--- START OF Data in this exercise ---

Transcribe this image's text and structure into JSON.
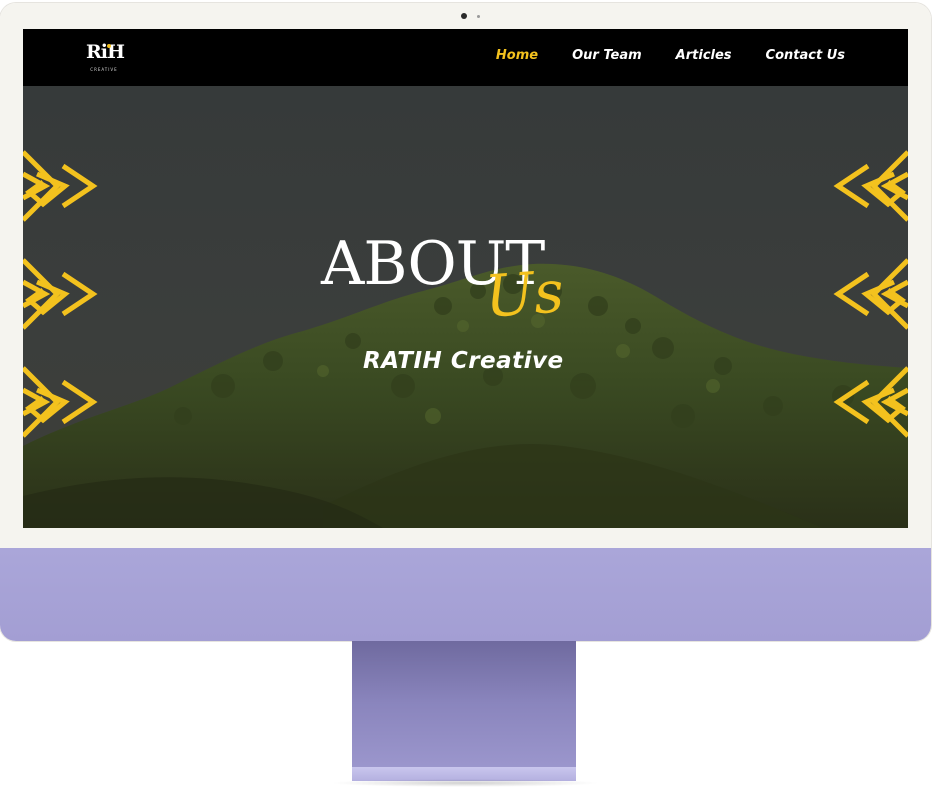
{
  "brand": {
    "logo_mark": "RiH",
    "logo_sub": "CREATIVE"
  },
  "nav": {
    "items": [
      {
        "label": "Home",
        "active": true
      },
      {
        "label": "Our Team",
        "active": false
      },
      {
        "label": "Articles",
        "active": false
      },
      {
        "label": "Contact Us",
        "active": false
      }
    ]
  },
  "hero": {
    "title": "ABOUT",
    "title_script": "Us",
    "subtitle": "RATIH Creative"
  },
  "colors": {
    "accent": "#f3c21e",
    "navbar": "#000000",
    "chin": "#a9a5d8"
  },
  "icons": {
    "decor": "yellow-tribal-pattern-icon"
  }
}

--- END OF Data in this exercise ---

Collect every line above that contains the word "label".

**Worked answer:**
        "label": "Home",
        "label": "Our Team",
        "label": "Articles",
        "label": "Contact Us",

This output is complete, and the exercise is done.